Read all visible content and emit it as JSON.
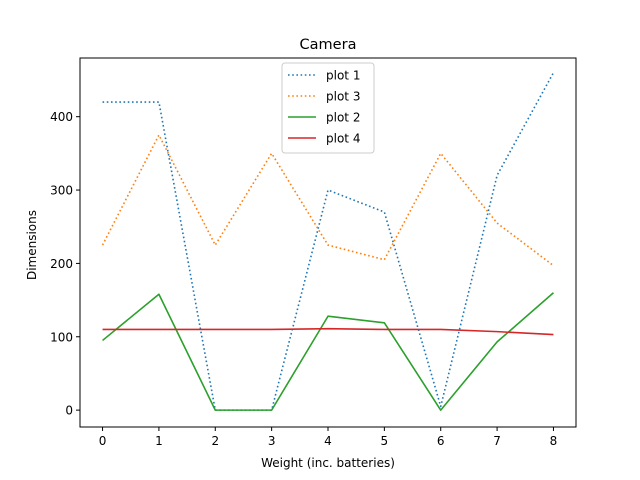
{
  "chart_data": {
    "type": "line",
    "title": "Camera",
    "xlabel": "Weight (inc. batteries)",
    "ylabel": "Dimensions",
    "x": [
      0,
      1,
      2,
      3,
      4,
      5,
      6,
      7,
      8
    ],
    "xticks": [
      0,
      1,
      2,
      3,
      4,
      5,
      6,
      7,
      8
    ],
    "yticks": [
      0,
      100,
      200,
      300,
      400
    ],
    "xlim": [
      -0.4,
      8.4
    ],
    "ylim": [
      -23,
      480
    ],
    "grid": false,
    "legend_position": "top-center",
    "series": [
      {
        "name": "plot 1",
        "values": [
          420,
          420,
          0,
          0,
          300,
          270,
          5,
          320,
          460
        ],
        "color": "#1f77b4",
        "style": "dotted"
      },
      {
        "name": "plot 3",
        "values": [
          225,
          375,
          225,
          350,
          225,
          205,
          350,
          255,
          197
        ],
        "color": "#ff7f0e",
        "style": "dotted"
      },
      {
        "name": "plot 2",
        "values": [
          95,
          158,
          0,
          0,
          128,
          119,
          0,
          93,
          160
        ],
        "color": "#2ca02c",
        "style": "solid"
      },
      {
        "name": "plot 4",
        "values": [
          110,
          110,
          110,
          110,
          111,
          110,
          110,
          107,
          103
        ],
        "color": "#d62728",
        "style": "solid"
      }
    ]
  }
}
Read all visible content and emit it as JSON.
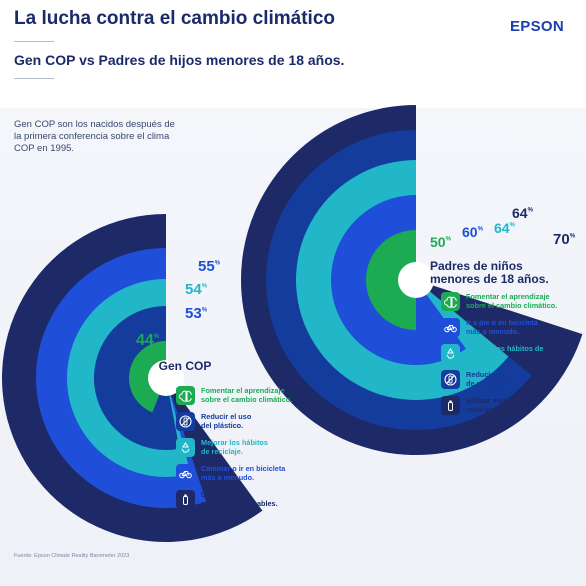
{
  "header": {
    "title": "La lucha contra el cambio climático",
    "subtitle": "Gen COP vs Padres de hijos menores de 18 años.",
    "logo": "EPSON"
  },
  "note": "Gen COP son los nacidos después de la primera conferencia sobre el clima COP en 1995.",
  "source": "Fuente: Epson Climate Reality Barometer 2023",
  "colors": {
    "navy": "#1e2a68",
    "blue": "#1f4fd8",
    "teal": "#21b7c8",
    "dark_blue": "#143c9c",
    "green": "#1cab53"
  },
  "chart_data": [
    {
      "type": "radial-bar",
      "title": "Gen COP",
      "unit": "%",
      "series": [
        {
          "name": "Fomentar el aprendizaje sobre el cambio climático.",
          "value": 44,
          "color": "#1cab53"
        },
        {
          "name": "Reducir el uso del plástico.",
          "value": 53,
          "color": "#143c9c"
        },
        {
          "name": "Mejorar los hábitos de reciclaje.",
          "value": 54,
          "color": "#21b7c8"
        },
        {
          "name": "Caminar o ir en bicicleta más a menudo.",
          "value": 55,
          "color": "#1f4fd8"
        },
        {
          "name": "Utilizar más artículos reutilizables.",
          "value": 60,
          "color": "#1e2a68"
        }
      ]
    },
    {
      "type": "radial-bar",
      "title": "Padres de niños menores de 18 años.",
      "unit": "%",
      "series": [
        {
          "name": "Fomentar el aprendizaje sobre el cambio climático.",
          "value": 50,
          "color": "#1cab53"
        },
        {
          "name": "Ir a pie o en bicicleta más a menudo.",
          "value": 60,
          "color": "#1f4fd8"
        },
        {
          "name": "Mejorar los hábitos de reciclaje.",
          "value": 64,
          "color": "#21b7c8"
        },
        {
          "name": "Reducir el uso de plásticos.",
          "value": 64,
          "color": "#143c9c"
        },
        {
          "name": "Utilizar más artículos reutilizables.",
          "value": 70,
          "color": "#1e2a68"
        }
      ]
    }
  ],
  "legend_left": [
    {
      "label": "Fomentar el aprendizaje\nsobre el cambio climático.",
      "icon": "brain-icon",
      "color": "#1cab53"
    },
    {
      "label": "Reducir el uso\ndel plástico.",
      "icon": "no-plastic-icon",
      "color": "#143c9c"
    },
    {
      "label": "Mejorar los hábitos\nde reciclaje.",
      "icon": "recycle-icon",
      "color": "#21b7c8"
    },
    {
      "label": "Caminar o ir en bicicleta\nmás a menudo.",
      "icon": "bicycle-icon",
      "color": "#1f4fd8"
    },
    {
      "label": "Utilizar más\nartículos reutilizables.",
      "icon": "reusable-bottle-icon",
      "color": "#1e2a68"
    }
  ],
  "legend_right": [
    {
      "label": "Fomentar el aprendizaje\nsobre el cambio climático.",
      "icon": "brain-icon",
      "color": "#1cab53"
    },
    {
      "label": "Ir a pie o en bicicleta\nmás a menudo.",
      "icon": "bicycle-icon",
      "color": "#1f4fd8"
    },
    {
      "label": "Mejorar los hábitos de\nreciclaje.",
      "icon": "recycle-icon",
      "color": "#21b7c8"
    },
    {
      "label": "Reducir el uso\nde plásticos.",
      "icon": "no-plastic-icon",
      "color": "#143c9c"
    },
    {
      "label": "Utilizar más artículos\nreutilizables.",
      "icon": "reusable-bottle-icon",
      "color": "#1e2a68"
    }
  ]
}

──────

- _Exercise description_:
Write out every line of the data that holds the word "menudo".

- _Solution to this exercise_:
          "name": "Caminar o ir en bicicleta más a menudo.",
          "name": "Ir a pie o en bicicleta más a menudo.",
      "label": "Caminar o ir en bicicleta\nmás a menudo.",
      "label": "Ir a pie o en bicicleta\nmás a menudo.",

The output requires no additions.